■ **Goal**
Scan the data that follows and count the lines with the string "image"; answer with the count alone.

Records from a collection
┄┄┄┄┄┄┄┄┄┄

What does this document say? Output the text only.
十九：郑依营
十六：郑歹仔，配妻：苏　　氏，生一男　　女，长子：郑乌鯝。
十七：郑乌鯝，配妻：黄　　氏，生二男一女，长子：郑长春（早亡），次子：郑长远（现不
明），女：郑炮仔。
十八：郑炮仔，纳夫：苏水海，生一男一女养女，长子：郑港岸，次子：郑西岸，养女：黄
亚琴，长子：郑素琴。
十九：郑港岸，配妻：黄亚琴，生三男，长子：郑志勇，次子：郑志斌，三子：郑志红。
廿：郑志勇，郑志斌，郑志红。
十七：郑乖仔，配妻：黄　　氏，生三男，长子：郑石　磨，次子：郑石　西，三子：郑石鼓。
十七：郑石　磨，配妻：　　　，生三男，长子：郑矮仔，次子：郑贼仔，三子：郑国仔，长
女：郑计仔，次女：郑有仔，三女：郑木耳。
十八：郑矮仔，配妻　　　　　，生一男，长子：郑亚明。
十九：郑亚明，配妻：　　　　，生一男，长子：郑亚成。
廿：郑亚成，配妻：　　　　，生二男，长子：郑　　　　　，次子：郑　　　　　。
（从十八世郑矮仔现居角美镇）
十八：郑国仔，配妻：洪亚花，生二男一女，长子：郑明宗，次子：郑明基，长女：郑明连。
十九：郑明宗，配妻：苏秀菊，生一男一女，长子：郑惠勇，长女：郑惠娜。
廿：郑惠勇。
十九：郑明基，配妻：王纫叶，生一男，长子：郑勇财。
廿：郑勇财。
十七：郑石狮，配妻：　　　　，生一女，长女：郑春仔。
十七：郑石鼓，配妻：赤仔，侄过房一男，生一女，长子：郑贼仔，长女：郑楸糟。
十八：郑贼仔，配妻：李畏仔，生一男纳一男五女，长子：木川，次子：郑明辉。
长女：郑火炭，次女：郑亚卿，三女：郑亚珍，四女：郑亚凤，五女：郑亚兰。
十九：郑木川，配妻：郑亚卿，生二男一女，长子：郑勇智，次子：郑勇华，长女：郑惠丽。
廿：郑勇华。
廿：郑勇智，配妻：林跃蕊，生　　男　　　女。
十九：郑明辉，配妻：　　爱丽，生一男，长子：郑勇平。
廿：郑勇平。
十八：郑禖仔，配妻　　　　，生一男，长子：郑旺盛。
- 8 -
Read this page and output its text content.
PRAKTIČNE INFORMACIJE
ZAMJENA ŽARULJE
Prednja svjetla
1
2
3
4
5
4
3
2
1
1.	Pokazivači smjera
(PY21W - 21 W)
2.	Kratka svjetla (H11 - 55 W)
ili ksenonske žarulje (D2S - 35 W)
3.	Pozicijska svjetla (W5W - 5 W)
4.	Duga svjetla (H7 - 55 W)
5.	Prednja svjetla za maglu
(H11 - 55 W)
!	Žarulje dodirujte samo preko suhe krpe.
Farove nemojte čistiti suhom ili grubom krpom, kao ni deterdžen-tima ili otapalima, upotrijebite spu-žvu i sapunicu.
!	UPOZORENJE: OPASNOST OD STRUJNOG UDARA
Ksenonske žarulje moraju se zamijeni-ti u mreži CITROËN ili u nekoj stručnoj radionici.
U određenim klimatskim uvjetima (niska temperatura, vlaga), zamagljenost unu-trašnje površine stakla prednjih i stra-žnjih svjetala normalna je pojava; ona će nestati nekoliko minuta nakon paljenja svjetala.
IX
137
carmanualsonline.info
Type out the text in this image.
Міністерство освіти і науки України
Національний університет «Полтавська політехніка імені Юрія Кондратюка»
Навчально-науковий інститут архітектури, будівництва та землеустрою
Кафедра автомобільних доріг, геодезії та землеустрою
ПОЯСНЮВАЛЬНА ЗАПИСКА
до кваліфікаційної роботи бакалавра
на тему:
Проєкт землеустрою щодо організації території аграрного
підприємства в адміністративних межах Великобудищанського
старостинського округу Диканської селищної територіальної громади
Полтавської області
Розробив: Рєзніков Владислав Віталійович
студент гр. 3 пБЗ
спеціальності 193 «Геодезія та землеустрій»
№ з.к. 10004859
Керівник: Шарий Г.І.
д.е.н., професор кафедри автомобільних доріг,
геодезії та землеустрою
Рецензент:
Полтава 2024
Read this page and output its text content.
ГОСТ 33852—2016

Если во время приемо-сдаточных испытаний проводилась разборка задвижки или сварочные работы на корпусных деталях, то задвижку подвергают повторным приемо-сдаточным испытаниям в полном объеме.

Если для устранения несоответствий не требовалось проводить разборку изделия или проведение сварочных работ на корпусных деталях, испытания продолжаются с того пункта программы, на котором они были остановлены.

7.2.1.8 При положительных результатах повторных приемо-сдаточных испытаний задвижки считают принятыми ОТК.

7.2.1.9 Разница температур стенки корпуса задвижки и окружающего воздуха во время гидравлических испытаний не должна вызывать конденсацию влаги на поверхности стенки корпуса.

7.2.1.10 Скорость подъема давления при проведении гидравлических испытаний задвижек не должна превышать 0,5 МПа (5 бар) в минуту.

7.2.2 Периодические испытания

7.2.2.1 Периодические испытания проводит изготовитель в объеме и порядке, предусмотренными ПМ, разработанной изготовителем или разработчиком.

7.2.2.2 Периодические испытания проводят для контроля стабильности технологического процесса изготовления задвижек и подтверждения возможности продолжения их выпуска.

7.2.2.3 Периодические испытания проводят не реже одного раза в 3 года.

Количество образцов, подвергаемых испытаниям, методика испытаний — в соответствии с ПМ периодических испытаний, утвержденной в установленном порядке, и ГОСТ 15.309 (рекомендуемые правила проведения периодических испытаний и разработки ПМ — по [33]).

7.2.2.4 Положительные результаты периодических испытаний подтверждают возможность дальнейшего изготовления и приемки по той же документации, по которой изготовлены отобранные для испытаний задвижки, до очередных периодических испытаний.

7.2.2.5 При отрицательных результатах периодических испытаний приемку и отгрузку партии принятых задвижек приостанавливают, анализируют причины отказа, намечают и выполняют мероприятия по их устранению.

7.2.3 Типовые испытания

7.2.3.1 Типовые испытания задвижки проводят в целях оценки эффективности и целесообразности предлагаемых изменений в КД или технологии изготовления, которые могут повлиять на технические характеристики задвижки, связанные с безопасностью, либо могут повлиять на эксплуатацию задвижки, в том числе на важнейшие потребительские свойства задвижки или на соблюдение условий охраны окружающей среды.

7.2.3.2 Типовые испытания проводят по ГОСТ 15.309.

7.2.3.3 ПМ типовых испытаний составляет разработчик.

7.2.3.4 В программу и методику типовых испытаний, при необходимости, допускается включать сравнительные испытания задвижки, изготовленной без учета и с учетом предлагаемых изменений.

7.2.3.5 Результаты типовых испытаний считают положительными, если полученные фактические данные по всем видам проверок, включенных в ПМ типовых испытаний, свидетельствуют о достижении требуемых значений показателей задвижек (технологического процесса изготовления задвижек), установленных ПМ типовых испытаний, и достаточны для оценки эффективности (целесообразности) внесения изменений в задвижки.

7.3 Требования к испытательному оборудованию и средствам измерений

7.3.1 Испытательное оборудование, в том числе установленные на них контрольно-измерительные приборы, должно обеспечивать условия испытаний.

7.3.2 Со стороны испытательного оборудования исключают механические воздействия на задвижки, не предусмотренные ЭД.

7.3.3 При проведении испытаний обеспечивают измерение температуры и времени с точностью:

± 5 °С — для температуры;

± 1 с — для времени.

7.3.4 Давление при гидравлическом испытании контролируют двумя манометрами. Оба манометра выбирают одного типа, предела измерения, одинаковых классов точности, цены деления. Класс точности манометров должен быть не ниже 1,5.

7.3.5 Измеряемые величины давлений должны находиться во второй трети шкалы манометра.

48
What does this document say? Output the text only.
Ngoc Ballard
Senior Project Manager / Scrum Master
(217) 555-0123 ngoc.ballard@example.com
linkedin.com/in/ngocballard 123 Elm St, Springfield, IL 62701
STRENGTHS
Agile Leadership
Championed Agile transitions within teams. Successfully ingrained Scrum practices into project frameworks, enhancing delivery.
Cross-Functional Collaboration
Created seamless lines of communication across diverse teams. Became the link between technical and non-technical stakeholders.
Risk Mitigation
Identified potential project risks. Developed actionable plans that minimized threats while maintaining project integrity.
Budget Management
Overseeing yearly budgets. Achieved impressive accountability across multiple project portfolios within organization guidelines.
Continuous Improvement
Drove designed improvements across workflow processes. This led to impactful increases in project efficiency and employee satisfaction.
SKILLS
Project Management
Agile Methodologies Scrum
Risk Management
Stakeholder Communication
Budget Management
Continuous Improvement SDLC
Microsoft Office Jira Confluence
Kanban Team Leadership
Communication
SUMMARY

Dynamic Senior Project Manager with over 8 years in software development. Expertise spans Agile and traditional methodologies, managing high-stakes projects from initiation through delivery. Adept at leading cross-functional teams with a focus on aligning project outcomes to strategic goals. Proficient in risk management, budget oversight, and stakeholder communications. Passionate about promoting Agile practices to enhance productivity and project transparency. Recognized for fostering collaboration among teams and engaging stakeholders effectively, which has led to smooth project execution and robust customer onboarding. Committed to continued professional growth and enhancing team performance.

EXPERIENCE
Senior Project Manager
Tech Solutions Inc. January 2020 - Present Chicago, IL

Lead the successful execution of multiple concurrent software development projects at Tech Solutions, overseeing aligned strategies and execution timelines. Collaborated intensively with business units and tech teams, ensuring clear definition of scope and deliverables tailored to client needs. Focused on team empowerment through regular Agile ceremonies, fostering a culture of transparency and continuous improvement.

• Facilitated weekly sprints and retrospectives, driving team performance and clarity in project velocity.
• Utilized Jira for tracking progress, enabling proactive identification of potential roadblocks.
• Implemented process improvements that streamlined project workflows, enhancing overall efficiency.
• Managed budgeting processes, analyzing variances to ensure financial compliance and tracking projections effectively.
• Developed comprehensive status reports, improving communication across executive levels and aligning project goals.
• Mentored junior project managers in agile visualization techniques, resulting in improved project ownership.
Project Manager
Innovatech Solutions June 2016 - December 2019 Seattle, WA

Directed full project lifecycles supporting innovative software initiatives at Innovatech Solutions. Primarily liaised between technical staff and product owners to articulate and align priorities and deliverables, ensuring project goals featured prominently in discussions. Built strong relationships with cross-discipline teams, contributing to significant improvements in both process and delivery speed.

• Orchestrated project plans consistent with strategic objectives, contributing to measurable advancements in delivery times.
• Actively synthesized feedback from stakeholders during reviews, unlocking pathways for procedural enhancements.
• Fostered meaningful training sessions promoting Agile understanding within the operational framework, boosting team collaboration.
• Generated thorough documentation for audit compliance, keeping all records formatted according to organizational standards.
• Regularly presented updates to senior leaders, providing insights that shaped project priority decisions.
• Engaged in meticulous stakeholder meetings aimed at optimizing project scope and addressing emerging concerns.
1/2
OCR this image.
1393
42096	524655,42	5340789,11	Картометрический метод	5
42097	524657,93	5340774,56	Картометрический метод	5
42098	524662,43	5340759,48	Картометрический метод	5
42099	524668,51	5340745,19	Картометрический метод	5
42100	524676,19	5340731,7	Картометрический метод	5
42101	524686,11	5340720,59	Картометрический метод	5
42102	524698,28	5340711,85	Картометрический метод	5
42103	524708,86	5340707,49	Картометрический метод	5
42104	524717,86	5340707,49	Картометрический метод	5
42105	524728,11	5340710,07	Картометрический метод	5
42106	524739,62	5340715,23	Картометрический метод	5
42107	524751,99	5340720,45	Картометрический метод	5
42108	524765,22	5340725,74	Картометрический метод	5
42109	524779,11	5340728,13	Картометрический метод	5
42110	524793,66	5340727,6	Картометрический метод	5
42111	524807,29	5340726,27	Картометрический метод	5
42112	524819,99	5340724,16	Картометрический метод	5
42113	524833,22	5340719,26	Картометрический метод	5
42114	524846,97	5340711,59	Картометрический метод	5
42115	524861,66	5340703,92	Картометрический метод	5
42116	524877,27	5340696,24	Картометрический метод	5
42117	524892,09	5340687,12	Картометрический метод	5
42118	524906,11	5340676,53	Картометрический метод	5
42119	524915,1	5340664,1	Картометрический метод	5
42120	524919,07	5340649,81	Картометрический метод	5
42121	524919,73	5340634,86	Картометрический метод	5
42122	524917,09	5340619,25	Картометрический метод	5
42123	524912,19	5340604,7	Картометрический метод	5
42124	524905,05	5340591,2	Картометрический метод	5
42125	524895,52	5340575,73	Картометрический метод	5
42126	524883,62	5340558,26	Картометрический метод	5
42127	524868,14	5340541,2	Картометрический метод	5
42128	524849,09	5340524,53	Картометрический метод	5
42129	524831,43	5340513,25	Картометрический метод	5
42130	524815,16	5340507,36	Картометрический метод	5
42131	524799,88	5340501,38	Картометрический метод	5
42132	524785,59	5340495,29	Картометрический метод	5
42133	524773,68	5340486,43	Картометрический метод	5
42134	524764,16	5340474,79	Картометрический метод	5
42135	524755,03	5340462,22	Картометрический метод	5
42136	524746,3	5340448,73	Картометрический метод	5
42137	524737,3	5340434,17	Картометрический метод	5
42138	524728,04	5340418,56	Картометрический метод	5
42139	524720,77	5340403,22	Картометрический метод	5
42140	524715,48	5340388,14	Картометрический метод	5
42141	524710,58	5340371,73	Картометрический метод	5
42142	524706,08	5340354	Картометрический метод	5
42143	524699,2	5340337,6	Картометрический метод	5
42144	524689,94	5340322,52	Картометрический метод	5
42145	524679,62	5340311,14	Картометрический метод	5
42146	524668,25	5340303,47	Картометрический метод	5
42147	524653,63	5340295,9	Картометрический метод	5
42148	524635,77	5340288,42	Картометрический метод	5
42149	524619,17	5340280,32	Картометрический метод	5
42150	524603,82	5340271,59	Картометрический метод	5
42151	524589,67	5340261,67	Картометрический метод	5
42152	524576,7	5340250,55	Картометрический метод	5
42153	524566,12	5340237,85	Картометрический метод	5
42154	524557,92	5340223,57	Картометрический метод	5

┄┄┄┄┄┄┄┄┄┄

■ **Exercise result**
2